§ **SHORT EXERCISE**
Pull out every line below that holds the word "rows".

Records from a dataset:
┌──

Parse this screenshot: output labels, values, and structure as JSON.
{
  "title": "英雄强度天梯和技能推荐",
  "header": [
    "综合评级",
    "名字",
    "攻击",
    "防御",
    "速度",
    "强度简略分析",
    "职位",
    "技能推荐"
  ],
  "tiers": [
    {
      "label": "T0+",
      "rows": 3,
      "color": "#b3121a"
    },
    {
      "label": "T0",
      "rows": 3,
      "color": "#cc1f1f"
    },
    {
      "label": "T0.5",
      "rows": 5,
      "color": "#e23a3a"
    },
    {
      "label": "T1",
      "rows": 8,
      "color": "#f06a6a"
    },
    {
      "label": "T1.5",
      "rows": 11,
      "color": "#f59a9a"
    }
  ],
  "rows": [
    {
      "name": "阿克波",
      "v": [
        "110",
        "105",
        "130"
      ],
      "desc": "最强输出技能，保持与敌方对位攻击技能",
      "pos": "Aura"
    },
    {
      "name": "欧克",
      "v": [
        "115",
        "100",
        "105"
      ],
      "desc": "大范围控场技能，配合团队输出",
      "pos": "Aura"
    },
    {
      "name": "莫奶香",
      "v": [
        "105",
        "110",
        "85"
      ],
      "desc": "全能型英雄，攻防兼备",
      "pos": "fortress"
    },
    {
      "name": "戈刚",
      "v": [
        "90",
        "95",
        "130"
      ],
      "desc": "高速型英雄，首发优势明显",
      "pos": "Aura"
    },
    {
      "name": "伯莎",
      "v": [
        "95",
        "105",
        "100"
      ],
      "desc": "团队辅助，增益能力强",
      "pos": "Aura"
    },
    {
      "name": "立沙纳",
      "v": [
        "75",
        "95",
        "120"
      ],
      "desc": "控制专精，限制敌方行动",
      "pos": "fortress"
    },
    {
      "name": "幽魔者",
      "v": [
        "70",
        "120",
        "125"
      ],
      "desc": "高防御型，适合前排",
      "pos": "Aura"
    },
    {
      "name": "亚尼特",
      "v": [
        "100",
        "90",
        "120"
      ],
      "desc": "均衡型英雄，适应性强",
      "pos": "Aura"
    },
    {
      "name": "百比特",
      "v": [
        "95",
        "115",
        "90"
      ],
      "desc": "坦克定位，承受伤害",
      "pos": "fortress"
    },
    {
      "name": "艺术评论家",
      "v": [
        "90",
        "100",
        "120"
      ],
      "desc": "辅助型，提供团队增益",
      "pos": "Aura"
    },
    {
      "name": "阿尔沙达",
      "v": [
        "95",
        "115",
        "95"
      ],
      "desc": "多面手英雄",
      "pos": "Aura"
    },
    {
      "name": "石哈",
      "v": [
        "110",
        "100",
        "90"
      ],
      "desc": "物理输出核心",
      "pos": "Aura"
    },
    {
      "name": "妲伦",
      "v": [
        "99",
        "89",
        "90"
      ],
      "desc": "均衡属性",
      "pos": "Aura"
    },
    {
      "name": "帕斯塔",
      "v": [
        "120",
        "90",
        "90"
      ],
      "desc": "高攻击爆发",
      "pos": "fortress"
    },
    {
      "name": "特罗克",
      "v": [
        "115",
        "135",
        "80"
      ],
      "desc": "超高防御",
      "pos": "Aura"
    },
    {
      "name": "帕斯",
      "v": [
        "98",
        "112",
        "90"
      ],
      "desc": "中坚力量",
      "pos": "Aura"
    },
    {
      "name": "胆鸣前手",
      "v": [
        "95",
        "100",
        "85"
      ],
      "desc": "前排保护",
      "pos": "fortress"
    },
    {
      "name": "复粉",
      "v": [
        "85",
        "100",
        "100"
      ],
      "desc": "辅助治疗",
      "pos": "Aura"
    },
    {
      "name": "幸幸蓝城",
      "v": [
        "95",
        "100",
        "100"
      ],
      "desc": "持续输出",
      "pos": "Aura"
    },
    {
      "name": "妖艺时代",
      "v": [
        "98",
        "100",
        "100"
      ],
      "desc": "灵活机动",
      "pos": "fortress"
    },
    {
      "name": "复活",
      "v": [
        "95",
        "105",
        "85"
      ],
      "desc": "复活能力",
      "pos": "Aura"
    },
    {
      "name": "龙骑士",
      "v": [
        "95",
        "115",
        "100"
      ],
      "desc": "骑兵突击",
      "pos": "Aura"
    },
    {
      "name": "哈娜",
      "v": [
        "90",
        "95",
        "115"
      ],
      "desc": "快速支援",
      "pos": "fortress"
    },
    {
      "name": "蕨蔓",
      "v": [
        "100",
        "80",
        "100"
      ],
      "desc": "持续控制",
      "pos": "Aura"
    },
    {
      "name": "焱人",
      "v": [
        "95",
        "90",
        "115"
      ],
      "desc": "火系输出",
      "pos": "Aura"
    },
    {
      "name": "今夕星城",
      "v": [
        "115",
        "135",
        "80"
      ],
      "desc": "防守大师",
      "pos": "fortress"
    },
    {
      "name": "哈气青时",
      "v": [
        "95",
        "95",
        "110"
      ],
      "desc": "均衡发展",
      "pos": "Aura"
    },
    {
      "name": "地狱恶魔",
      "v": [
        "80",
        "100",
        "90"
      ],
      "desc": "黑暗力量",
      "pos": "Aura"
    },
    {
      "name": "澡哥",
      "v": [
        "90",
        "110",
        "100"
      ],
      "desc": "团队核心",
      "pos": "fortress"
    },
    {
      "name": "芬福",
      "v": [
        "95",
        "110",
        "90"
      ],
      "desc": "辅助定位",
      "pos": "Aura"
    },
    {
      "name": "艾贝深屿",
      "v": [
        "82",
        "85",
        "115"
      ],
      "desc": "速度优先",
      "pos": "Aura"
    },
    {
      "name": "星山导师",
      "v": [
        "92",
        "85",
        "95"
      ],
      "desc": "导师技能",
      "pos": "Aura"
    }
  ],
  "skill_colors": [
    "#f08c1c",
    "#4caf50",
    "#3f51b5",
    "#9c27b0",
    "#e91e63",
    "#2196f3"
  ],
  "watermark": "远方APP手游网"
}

└──

§ **COMPLETED TASK**
      "rows": 3,
      "rows": 3,
      "rows": 5,
      "rows": 8,
      "rows": 11,
  "rows": [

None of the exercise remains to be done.